* **EXTRACTED RECORDS**
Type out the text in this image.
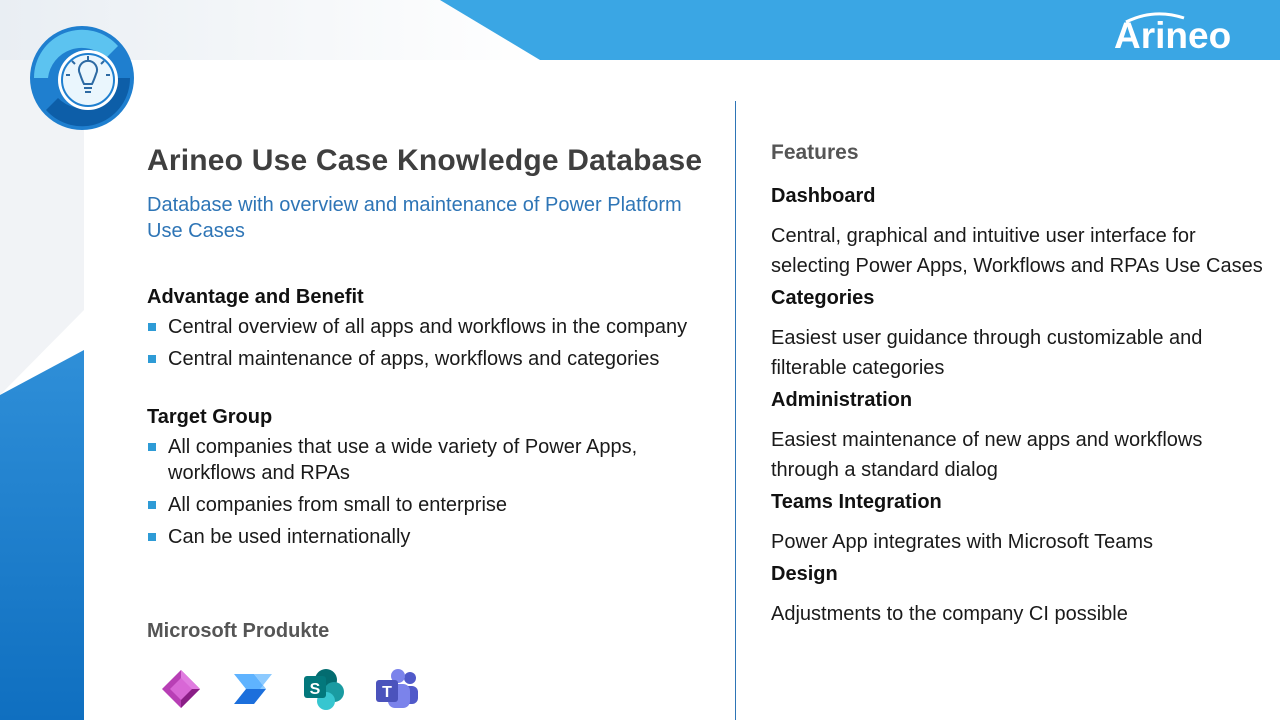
Arineo
Arineo Use Case Knowledge Database
Database with overview and maintenance of Power Platform Use Cases
Advantage and Benefit
Central overview of all apps and workflows in the company
Central maintenance of apps, workflows and categories
Target Group
All companies that use a wide variety of Power Apps, workflows and RPAs
All companies from small to enterprise
Can be used internationally
Microsoft Produkte
S	T
Features
Dashboard
Central, graphical and intuitive user interface for selecting Power Apps, Workflows and RPAs Use Cases
Categories
Easiest user guidance through customizable and filterable categories
Administration
Easiest maintenance of new apps and workflows through a standard dialog
Teams Integration
Power App integrates with Microsoft Teams
Design
Adjustments to the company CI possible
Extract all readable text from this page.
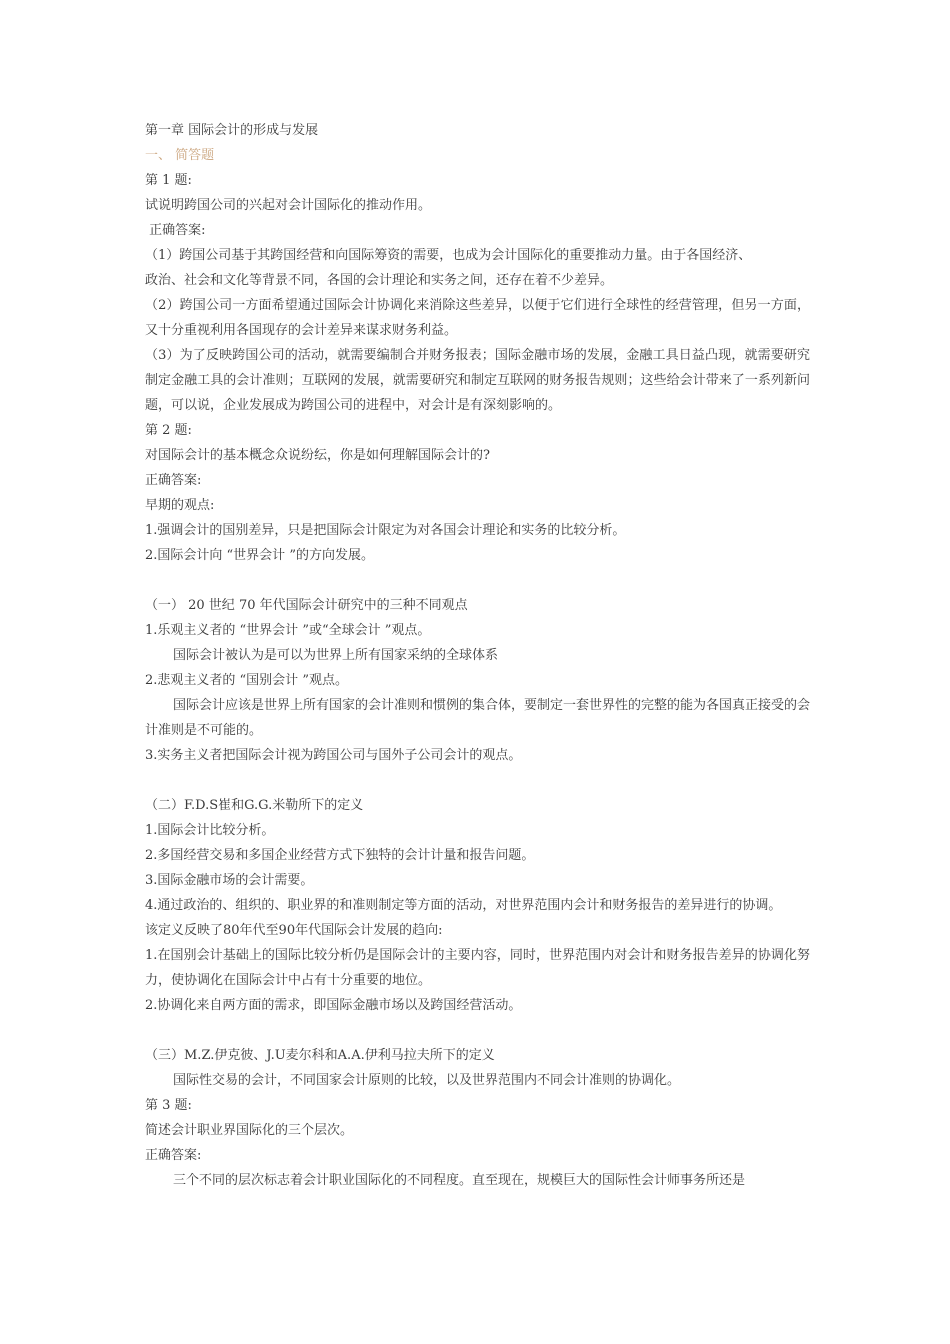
第一章 国际会计的形成与发展
一、 简答题
第 1 题:
试说明跨国公司的兴起对会计国际化的推动作用。
正确答案:
（1）跨国公司基于其跨国经营和向国际筹资的需要，也成为会计国际化的重要推动力量。由于各国经济、
政治、社会和文化等背景不同，各国的会计理论和实务之间，还存在着不少差异。
（2）跨国公司一方面希望通过国际会计协调化来消除这些差异，以便于它们进行全球性的经营管理，但另一方面，又十分重视利用各国现存的会计差异来谋求财务利益。
（3）为了反映跨国公司的活动，就需要编制合并财务报表；国际金融市场的发展，金融工具日益凸现，就需要研究制定金融工具的会计准则；互联网的发展，就需要研究和制定互联网的财务报告规则；这些给会计带来了一系列新问题，可以说，企业发展成为跨国公司的进程中，对会计是有深刻影响的。
第 2 题:
对国际会计的基本概念众说纷纭，你是如何理解国际会计的?
正确答案:
早期的观点:
1.强调会计的国别差异，只是把国际会计限定为对各国会计理论和实务的比较分析。
2.国际会计向 “世界会计 ”的方向发展。
（一） 20 世纪 70 年代国际会计研究中的三种不同观点
1.乐观主义者的 “世界会计 ”或“全球会计 ”观点。
国际会计被认为是可以为世界上所有国家采纳的全球体系
2.悲观主义者的 “国别会计 ”观点。
国际会计应该是世界上所有国家的会计准则和惯例的集合体，要制定一套世界性的完整的能为各国真正接受的会计准则是不可能的。
3.实务主义者把国际会计视为跨国公司与国外子公司会计的观点。
（二）F.D.S崔和G.G.米勒所下的定义
1.国际会计比较分析。
2.多国经营交易和多国企业经营方式下独特的会计计量和报告问题。
3.国际金融市场的会计需要。
4.通过政治的、组织的、职业界的和准则制定等方面的活动，对世界范围内会计和财务报告的差异进行的协调。
该定义反映了80年代至90年代国际会计发展的趋向:
1.在国别会计基础上的国际比较分析仍是国际会计的主要内容，同时，世界范围内对会计和财务报告差异的协调化努力，使协调化在国际会计中占有十分重要的地位。
2.协调化来自两方面的需求，即国际金融市场以及跨国经营活动。
（三）M.Z.伊克彼、J.U麦尔科和A.A.伊利马拉夫所下的定义
国际性交易的会计，不同国家会计原则的比较，以及世界范围内不同会计准则的协调化。
第 3 题:
简述会计职业界国际化的三个层次。
正确答案:
三个不同的层次标志着会计职业国际化的不同程度。直至现在，规模巨大的国际性会计师事务所还是
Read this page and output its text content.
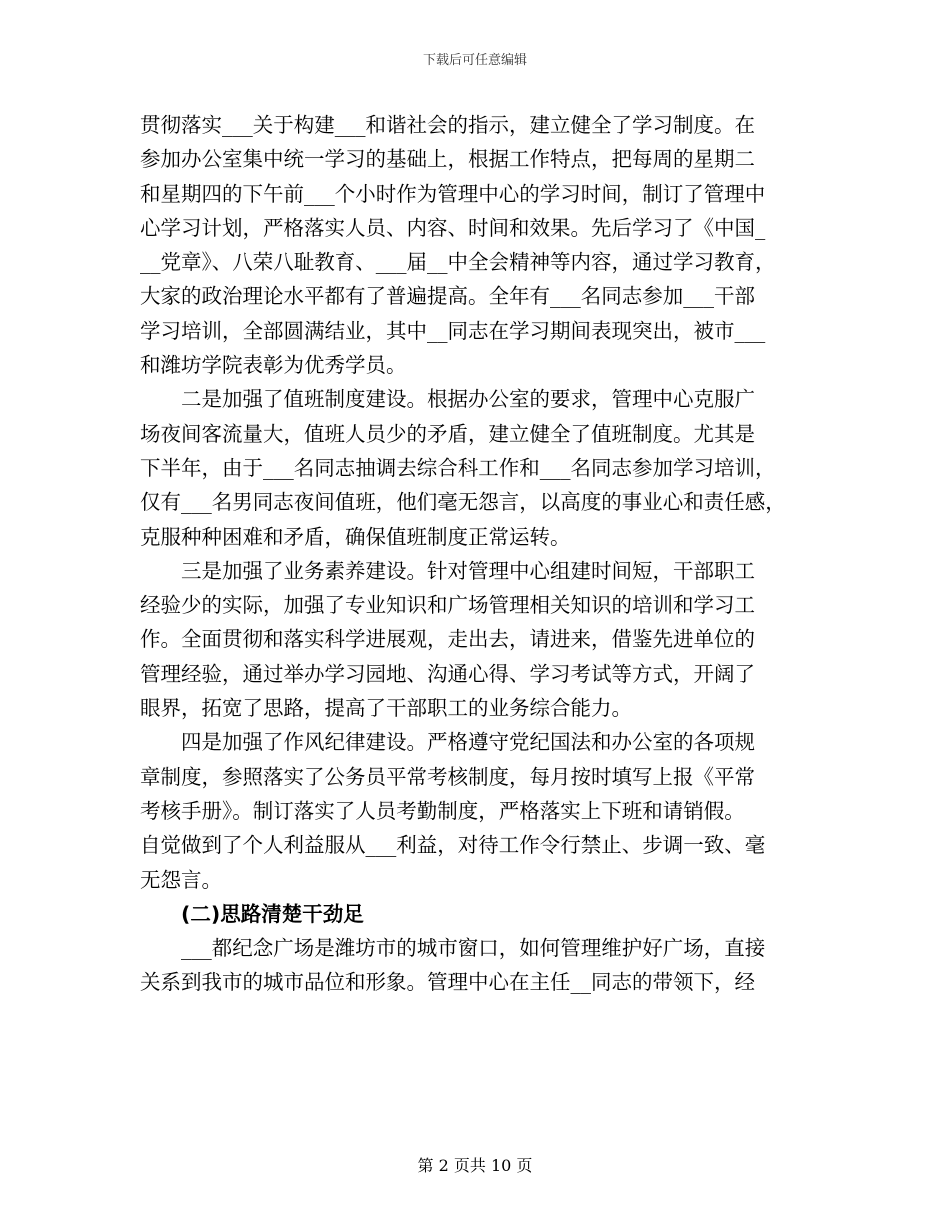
下载后可任意编辑
贯彻落实___关于构建___和谐社会的指示，建立健全了学习制度。在
参加办公室集中统一学习的基础上，根据工作特点，把每周的星期二
和星期四的下午前___个小时作为管理中心的学习时间，制订了管理中
心学习计划，严格落实人员、内容、时间和效果。先后学习了《中国_
__党章》、八荣八耻教育、___届__中全会精神等内容，通过学习教育，
大家的政治理论水平都有了普遍提高。全年有___名同志参加___干部
学习培训，全部圆满结业，其中__同志在学习期间表现突出，被市___
和潍坊学院表彰为优秀学员。
二是加强了值班制度建设。根据办公室的要求，管理中心克服广
场夜间客流量大，值班人员少的矛盾，建立健全了值班制度。尤其是
下半年，由于___名同志抽调去综合科工作和___名同志参加学习培训，
仅有___名男同志夜间值班，他们毫无怨言，以高度的事业心和责任感，
克服种种困难和矛盾，确保值班制度正常运转。
三是加强了业务素养建设。针对管理中心组建时间短，干部职工
经验少的实际，加强了专业知识和广场管理相关知识的培训和学习工
作。全面贯彻和落实科学进展观，走出去，请进来，借鉴先进单位的
管理经验，通过举办学习园地、沟通心得、学习考试等方式，开阔了
眼界，拓宽了思路，提高了干部职工的业务综合能力。
四是加强了作风纪律建设。严格遵守党纪国法和办公室的各项规
章制度，参照落实了公务员平常考核制度，每月按时填写上报《平常
考核手册》。制订落实了人员考勤制度，严格落实上下班和请销假。
自觉做到了个人利益服从___利益，对待工作令行禁止、步调一致、毫
无怨言。
(二)思路清楚干劲足
___都纪念广场是潍坊市的城市窗口，如何管理维护好广场，直接
关系到我市的城市品位和形象。管理中心在主任__同志的带领下，经
第 2 页共 10 页
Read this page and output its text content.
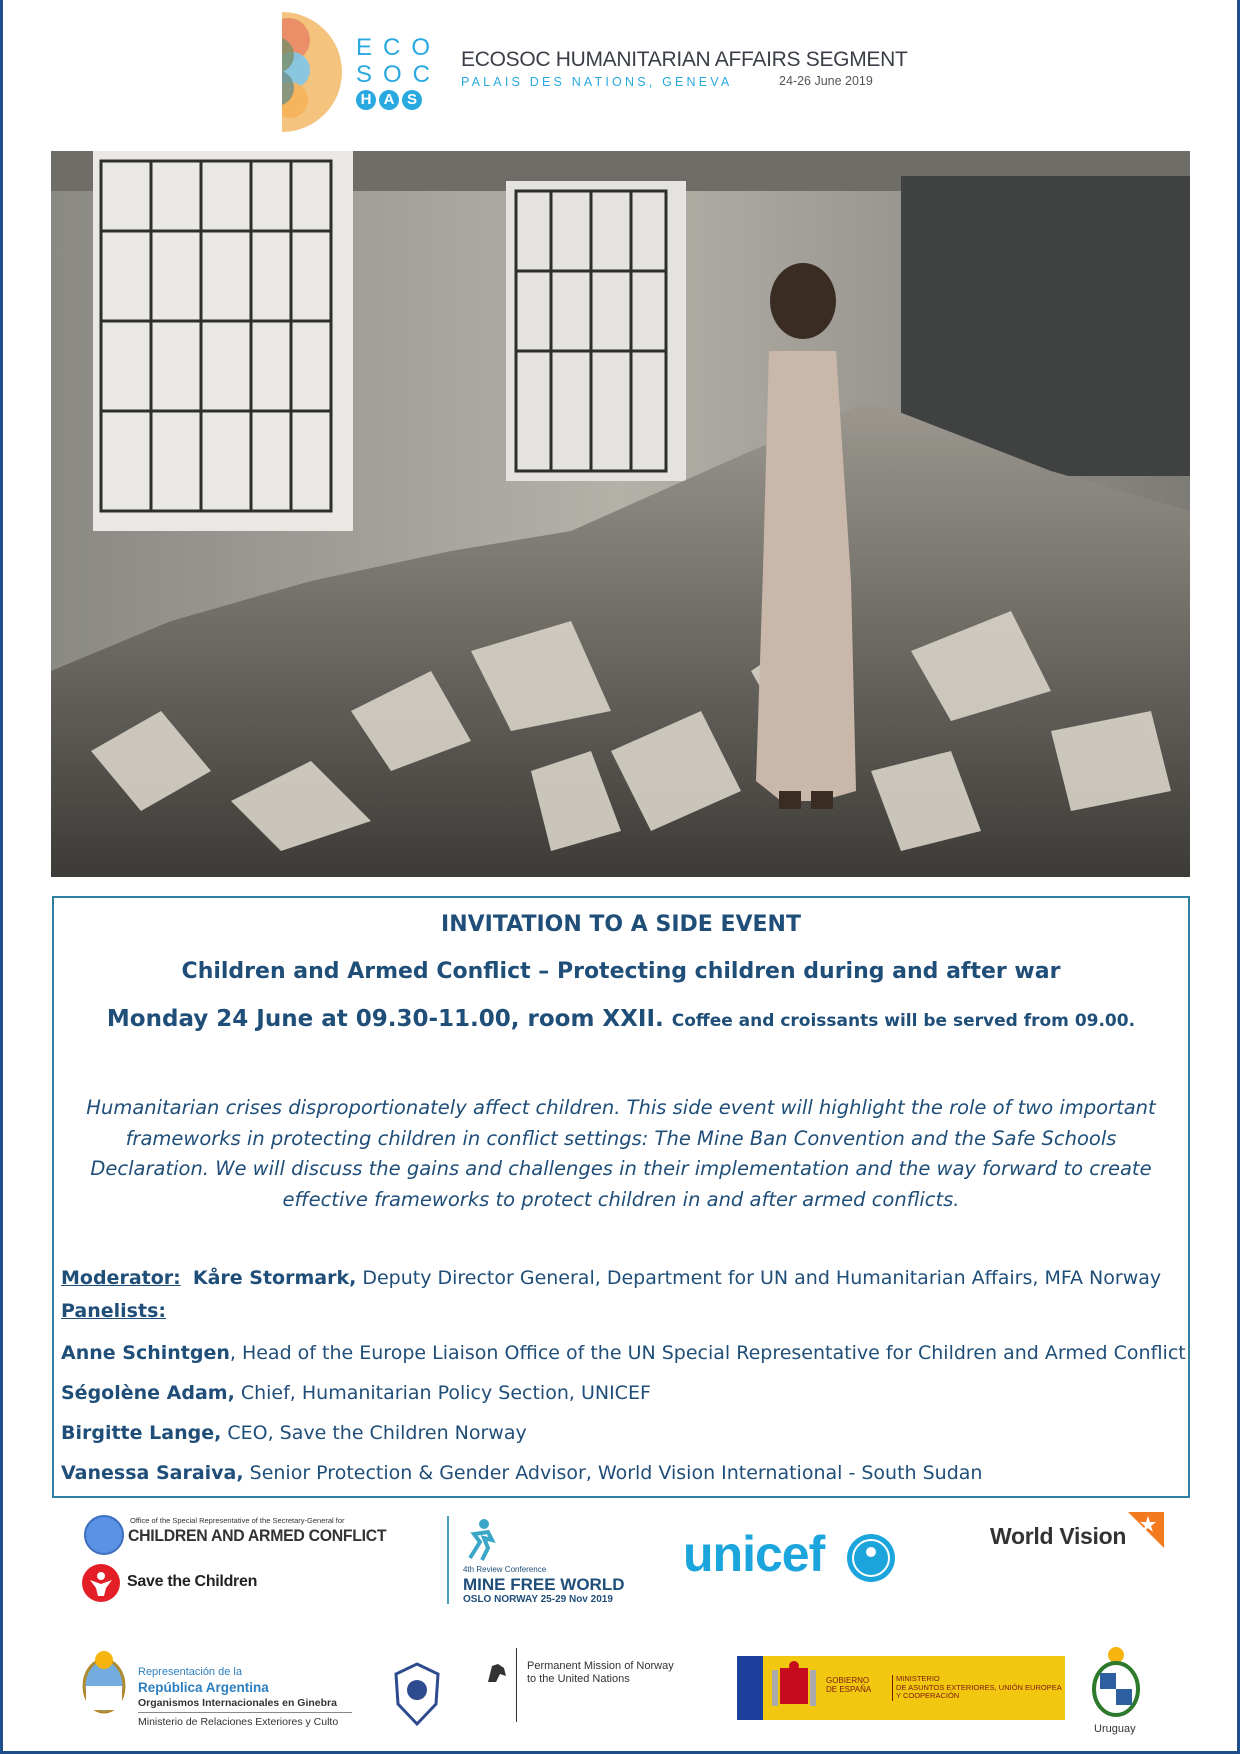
ECO
SOC
H A S
ECOSOC HUMANITARIAN AFFAIRS SEGMENT
PALAIS DES NATIONS, GENEVA	24-26 June 2019
INVITATION TO A SIDE EVENT
Children and Armed Conflict – Protecting children during and after war
Monday 24 June at 09.30-11.00, room XXII. Coffee and croissants will be served from 09.00.
Humanitarian crises disproportionately affect children. This side event will highlight the role of two important
frameworks in protecting children in conflict settings: The Mine Ban Convention and the Safe Schools
Declaration. We will discuss the gains and challenges in their implementation and the way forward to create
effective frameworks to protect children in and after armed conflicts.
Moderator: Kåre Stormark, Deputy Director General, Department for UN and Humanitarian Affairs, MFA Norway
Panelists:
Anne Schintgen, Head of the Europe Liaison Office of the UN Special Representative for Children and Armed Conflict
Ségolène Adam, Chief, Humanitarian Policy Section, UNICEF
Birgitte Lange, CEO, Save the Children Norway
Vanessa Saraiva, Senior Protection & Gender Advisor, World Vision International - South Sudan
Office of the Special Representative of the Secretary-General for
CHILDREN AND ARMED CONFLICT
Save the Children
4th Review Conference
MINE FREE WORLD
OSLO NORWAY 25-29 Nov 2019
unicef	World Vision
Representación de la
República Argentina
Organismos Internacionales en Ginebra
Ministerio de Relaciones Exteriores y Culto
Permanent Mission of Norway
to the United Nations	GOBIERNO
DE ESPAÑA
MINISTERIO
DE ASUNTOS EXTERIORES, UNIÓN EUROPEA
Y COOPERACIÓN
Uruguay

* **SET TASK**
Search the lines for the string "Database" and copy every line that has it.

* **TASK RESPONSE**
Arineo Use Case Knowledge Database
Database with overview and maintenance of Power Platform Use Cases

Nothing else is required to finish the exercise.